Exercise = Write out the lines of the items below, unchanged, from the line with "Decompose this app" to the line with "- button[interactable]: 3", including both of those lines. Leave the pictures out of your answer.

Input data =

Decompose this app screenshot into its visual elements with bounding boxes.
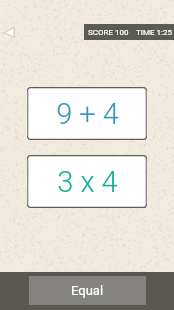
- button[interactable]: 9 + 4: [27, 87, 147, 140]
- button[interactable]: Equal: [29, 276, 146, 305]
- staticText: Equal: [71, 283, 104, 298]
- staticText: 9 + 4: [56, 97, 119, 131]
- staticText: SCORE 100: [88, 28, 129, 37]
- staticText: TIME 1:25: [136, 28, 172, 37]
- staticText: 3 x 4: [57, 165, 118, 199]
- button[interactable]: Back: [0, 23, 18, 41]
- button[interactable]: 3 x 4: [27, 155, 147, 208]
--
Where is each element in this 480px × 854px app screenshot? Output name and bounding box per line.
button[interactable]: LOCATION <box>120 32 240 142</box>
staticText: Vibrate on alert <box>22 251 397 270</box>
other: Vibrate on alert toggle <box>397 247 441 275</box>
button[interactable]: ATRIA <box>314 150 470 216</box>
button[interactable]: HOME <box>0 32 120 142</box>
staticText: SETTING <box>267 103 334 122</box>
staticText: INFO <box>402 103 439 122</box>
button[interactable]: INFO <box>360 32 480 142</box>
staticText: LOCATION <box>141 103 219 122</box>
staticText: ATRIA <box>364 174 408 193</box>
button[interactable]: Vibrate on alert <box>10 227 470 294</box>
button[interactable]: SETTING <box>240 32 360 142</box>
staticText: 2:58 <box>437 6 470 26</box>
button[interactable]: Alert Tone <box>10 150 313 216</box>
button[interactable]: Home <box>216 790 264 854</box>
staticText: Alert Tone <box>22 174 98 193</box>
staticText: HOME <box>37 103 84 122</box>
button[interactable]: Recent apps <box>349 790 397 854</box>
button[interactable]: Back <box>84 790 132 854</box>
...
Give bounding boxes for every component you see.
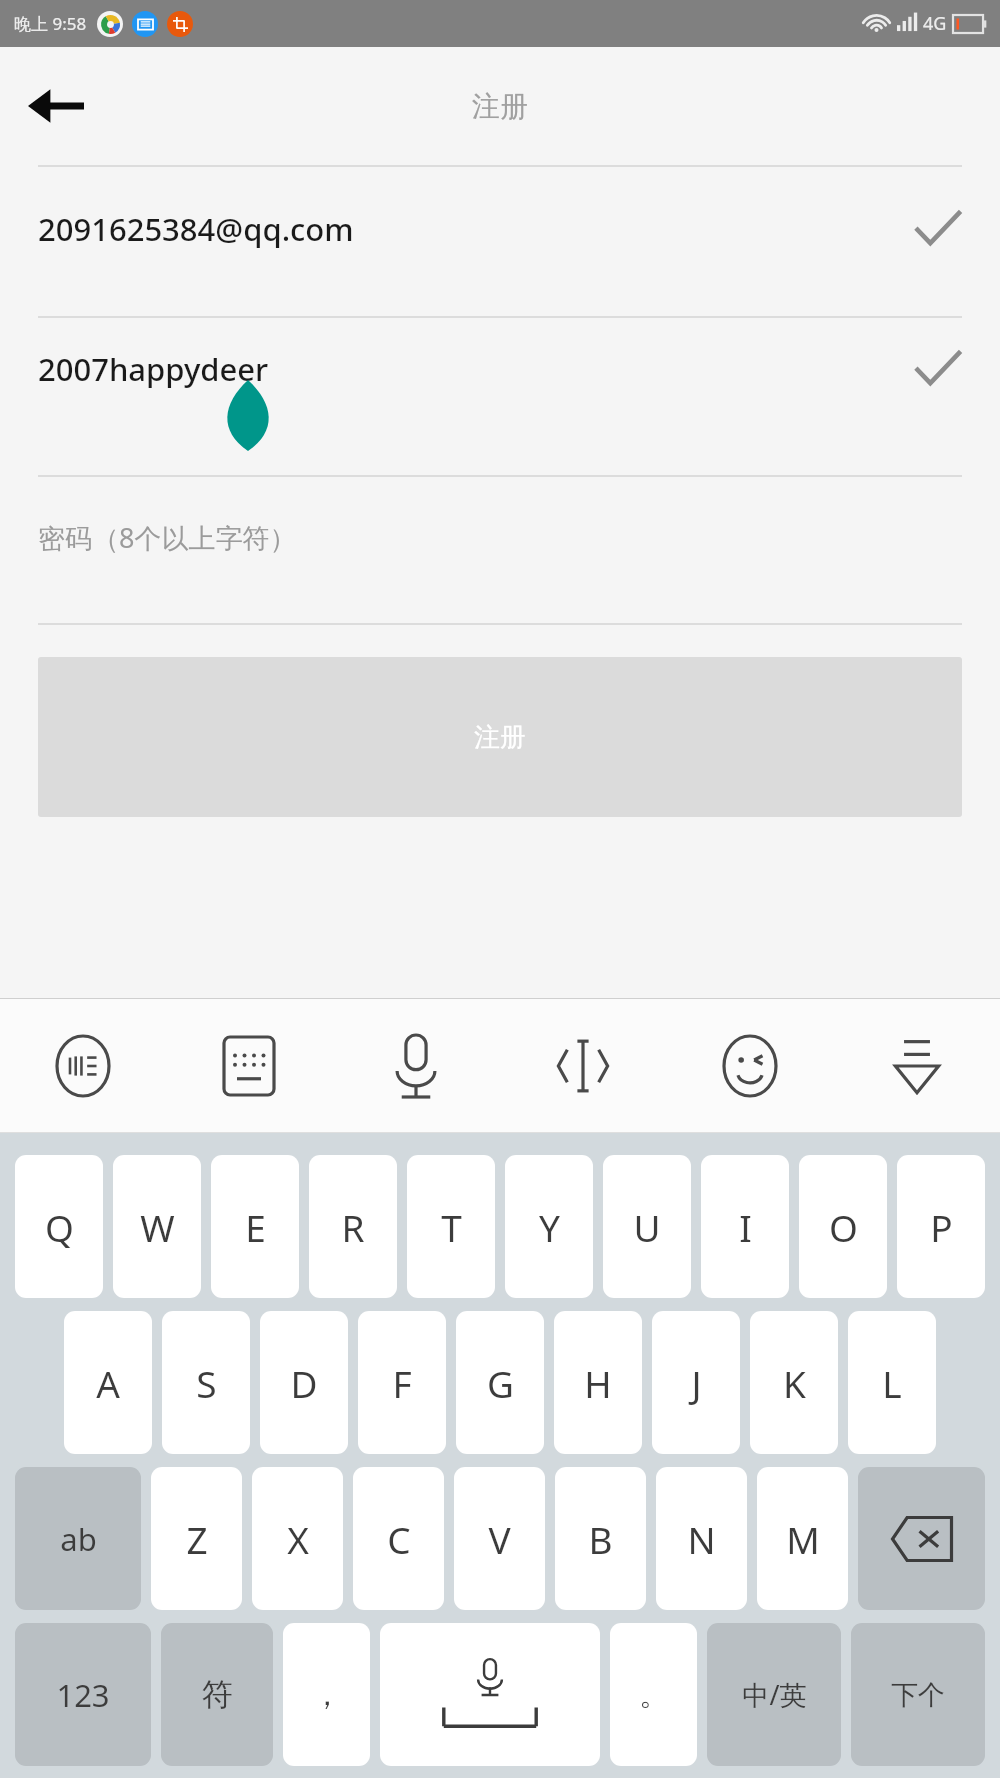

Result of the exercise =
Decompose this app screenshot into its visual elements with bounding boxes.
- button[interactable]: 9 + 4: [27, 87, 147, 140]
- button[interactable]: Equal: [29, 276, 146, 305]
- staticText: Equal: [71, 283, 104, 298]
- staticText: 9 + 4: [56, 97, 119, 131]
- staticText: SCORE 100: [88, 28, 129, 37]
- staticText: TIME 1:25: [136, 28, 172, 37]
- staticText: 3 x 4: [57, 165, 118, 199]
- button[interactable]: Back: [0, 23, 18, 41]
- button[interactable]: 3 x 4: [27, 155, 147, 208]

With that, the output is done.